* _Work to complete_:
Each line of the data that includes the string "digitale" is to be copied out.

Stored entries
.....
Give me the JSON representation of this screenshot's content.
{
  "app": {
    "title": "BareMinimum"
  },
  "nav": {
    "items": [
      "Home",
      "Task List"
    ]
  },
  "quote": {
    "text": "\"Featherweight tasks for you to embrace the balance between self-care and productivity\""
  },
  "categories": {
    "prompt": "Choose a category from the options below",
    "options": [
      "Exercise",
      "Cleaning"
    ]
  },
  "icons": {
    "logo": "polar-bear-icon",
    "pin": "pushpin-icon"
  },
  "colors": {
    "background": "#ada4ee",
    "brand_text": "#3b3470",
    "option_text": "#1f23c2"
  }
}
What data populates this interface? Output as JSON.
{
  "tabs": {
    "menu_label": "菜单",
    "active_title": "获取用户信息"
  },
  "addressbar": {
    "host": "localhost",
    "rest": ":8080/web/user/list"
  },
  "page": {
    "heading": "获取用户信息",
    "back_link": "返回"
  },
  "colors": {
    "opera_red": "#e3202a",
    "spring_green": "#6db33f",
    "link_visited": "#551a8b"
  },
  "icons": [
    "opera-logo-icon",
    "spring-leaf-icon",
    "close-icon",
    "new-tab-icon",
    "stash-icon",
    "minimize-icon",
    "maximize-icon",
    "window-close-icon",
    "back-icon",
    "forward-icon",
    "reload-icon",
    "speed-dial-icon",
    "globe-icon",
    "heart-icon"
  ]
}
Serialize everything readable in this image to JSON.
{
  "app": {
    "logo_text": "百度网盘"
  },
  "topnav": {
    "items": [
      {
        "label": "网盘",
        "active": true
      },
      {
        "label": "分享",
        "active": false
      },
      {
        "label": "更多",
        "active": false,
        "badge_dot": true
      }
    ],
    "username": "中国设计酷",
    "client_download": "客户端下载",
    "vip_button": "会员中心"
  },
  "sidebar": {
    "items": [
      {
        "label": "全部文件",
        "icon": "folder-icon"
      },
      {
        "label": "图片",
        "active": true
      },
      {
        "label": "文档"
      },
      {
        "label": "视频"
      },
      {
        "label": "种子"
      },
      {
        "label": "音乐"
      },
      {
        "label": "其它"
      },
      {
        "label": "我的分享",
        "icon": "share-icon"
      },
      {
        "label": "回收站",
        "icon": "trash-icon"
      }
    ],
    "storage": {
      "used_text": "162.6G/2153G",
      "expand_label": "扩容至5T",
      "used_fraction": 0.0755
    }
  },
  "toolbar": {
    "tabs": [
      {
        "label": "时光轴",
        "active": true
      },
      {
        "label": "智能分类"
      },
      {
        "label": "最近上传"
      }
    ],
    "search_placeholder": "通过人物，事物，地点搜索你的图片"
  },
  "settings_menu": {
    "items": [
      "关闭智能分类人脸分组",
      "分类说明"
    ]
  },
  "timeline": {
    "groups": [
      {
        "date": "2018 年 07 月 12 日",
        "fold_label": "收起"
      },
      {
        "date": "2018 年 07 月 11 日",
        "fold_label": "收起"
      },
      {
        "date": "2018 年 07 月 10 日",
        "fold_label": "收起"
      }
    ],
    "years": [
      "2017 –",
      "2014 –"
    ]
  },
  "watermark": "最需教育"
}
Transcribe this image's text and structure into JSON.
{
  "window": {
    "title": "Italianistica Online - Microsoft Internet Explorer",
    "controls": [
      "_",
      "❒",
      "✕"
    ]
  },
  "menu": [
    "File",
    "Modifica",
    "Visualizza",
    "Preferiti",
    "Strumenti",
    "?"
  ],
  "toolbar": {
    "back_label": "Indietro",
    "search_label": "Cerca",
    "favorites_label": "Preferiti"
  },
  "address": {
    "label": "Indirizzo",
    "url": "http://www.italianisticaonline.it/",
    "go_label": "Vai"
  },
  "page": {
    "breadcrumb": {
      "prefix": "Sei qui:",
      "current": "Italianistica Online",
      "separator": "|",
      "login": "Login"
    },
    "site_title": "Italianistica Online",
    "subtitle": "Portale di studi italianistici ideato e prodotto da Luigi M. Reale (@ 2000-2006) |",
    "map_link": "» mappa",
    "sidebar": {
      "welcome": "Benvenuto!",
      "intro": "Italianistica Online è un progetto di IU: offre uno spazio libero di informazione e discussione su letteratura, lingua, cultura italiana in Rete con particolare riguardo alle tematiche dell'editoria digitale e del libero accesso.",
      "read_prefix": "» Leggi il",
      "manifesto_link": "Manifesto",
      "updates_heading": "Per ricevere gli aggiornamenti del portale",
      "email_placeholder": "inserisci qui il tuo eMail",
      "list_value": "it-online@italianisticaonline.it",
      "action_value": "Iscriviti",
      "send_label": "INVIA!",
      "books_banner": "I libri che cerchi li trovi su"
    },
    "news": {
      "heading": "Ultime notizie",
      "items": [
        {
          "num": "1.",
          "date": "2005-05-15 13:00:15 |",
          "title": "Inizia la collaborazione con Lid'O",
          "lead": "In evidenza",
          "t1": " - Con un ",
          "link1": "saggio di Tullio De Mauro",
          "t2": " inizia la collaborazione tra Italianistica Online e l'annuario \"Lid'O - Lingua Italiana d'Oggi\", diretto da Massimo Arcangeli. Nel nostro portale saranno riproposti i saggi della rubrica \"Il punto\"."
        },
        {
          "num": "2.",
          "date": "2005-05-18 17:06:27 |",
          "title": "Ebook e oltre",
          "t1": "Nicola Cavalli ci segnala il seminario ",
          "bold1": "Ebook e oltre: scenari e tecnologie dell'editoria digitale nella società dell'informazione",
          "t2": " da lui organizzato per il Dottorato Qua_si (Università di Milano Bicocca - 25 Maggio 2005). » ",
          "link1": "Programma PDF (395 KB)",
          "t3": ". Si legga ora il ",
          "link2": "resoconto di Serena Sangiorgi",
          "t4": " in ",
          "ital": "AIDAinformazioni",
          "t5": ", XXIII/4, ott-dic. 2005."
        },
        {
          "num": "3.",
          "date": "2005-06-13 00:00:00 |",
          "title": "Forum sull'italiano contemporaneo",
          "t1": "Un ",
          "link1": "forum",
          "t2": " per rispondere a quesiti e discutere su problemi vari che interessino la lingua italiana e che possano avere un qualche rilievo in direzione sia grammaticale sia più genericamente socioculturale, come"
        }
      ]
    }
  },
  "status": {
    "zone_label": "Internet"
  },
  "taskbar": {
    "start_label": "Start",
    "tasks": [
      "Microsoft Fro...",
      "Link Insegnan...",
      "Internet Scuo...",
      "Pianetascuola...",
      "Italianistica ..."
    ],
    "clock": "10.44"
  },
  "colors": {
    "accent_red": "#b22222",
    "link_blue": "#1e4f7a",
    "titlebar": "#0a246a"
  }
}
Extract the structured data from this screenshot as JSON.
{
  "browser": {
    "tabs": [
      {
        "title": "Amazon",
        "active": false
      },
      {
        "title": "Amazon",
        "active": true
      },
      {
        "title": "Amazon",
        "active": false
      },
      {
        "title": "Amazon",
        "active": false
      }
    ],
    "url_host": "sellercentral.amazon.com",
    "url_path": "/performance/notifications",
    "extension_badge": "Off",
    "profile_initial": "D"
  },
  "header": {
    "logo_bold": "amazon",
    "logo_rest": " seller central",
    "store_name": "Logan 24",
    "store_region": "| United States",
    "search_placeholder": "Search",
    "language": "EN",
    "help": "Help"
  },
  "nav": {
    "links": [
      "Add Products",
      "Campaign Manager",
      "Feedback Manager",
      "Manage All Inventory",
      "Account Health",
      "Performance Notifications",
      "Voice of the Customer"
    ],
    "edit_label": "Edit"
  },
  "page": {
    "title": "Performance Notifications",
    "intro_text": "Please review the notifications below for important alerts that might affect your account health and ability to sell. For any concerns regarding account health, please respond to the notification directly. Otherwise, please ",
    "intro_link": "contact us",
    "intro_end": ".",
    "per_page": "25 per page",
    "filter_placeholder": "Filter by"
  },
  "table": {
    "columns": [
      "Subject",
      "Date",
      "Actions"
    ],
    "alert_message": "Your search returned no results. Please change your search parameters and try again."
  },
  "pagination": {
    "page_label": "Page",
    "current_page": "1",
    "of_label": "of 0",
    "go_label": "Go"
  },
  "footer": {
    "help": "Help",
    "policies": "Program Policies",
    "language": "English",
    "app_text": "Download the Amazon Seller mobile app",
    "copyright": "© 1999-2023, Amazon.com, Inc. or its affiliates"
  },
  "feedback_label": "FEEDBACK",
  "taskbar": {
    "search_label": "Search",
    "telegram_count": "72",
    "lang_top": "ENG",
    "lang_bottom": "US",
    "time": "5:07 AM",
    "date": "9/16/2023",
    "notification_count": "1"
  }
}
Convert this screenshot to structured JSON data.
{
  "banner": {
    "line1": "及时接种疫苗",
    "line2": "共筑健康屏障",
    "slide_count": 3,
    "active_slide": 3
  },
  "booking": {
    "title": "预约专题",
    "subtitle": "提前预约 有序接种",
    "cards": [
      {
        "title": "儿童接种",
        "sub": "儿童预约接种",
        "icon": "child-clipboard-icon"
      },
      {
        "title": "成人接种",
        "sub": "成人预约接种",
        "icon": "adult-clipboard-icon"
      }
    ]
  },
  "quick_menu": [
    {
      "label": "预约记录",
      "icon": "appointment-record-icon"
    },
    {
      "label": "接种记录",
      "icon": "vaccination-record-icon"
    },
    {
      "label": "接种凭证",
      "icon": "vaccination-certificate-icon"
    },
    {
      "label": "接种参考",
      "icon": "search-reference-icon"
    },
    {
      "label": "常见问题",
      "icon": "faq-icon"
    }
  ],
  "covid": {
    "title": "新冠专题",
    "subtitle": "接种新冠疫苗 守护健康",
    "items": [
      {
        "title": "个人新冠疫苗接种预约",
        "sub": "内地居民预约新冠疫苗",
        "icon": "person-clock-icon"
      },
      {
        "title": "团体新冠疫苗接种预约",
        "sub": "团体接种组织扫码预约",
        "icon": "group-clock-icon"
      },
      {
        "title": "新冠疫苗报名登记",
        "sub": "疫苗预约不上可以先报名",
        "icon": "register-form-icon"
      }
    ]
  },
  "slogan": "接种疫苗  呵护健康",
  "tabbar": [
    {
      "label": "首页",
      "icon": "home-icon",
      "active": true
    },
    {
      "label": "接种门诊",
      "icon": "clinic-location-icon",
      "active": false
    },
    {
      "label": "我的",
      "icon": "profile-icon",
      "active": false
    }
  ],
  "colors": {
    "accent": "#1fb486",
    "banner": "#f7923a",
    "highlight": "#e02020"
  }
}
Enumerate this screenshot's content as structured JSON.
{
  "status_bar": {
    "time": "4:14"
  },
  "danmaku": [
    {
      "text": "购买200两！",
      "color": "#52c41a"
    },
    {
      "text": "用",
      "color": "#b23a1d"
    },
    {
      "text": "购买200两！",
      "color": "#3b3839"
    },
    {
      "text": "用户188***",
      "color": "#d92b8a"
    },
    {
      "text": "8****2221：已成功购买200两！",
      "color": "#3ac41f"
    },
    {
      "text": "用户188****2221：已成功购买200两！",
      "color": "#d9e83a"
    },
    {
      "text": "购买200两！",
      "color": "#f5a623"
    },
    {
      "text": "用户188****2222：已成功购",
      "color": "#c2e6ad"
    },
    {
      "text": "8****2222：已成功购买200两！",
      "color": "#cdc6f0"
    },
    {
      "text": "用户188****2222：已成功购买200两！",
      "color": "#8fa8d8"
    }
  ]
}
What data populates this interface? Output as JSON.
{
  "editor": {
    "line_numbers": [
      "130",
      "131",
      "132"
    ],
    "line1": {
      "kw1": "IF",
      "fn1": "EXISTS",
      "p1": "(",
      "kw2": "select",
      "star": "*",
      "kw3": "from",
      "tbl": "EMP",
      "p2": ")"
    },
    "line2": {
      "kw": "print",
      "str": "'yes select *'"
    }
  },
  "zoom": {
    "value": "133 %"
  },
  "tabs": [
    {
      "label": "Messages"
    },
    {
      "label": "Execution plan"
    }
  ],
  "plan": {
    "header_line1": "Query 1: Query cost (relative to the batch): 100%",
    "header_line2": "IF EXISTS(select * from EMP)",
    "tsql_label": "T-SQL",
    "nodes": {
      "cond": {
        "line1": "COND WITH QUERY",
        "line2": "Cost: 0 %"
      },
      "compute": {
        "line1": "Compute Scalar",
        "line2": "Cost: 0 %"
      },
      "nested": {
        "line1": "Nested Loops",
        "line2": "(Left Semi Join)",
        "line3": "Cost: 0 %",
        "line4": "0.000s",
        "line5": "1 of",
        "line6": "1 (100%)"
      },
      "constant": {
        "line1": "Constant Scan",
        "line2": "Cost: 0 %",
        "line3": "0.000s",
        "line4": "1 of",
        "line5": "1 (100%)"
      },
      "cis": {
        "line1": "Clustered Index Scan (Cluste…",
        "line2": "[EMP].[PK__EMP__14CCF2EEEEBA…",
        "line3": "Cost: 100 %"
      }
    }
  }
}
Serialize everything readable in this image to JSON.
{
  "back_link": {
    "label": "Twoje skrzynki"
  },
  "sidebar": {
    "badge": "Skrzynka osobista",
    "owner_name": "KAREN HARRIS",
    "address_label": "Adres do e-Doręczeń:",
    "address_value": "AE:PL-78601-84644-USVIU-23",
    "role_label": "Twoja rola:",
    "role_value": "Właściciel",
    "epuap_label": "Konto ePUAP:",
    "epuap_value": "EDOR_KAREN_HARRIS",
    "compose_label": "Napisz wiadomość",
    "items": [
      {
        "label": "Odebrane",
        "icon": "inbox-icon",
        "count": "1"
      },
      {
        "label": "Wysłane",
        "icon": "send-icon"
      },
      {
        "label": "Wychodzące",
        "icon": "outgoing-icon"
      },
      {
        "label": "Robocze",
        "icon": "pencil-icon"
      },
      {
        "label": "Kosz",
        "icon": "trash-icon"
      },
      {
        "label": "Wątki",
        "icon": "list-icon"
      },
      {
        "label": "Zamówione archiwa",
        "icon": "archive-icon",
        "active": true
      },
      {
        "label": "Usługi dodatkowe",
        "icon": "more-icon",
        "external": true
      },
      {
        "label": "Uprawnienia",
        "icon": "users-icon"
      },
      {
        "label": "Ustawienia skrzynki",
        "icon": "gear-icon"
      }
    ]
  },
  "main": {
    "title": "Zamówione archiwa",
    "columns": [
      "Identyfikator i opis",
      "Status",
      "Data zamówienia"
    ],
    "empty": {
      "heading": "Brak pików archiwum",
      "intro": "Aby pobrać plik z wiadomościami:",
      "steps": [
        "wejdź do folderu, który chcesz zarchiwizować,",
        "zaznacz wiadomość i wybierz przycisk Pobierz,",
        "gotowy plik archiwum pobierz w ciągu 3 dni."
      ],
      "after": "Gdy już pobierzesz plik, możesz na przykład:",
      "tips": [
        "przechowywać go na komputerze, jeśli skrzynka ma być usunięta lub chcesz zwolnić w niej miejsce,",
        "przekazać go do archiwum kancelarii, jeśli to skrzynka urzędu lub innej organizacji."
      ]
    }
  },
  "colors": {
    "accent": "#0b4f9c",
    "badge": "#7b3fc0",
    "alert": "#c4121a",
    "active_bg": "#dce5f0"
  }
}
.....
* _Response to the task_:
      "intro": "Italianistica Online è un progetto di IU: offre uno spazio libero di informazione e discussione su letteratura, lingua, cultura italiana in Rete con particolare riguardo alle tematiche dell'editoria digitale e del libero accesso.",
          "bold1": "Ebook e oltre: scenari e tecnologie dell'editoria digitale nella società dell'informazione",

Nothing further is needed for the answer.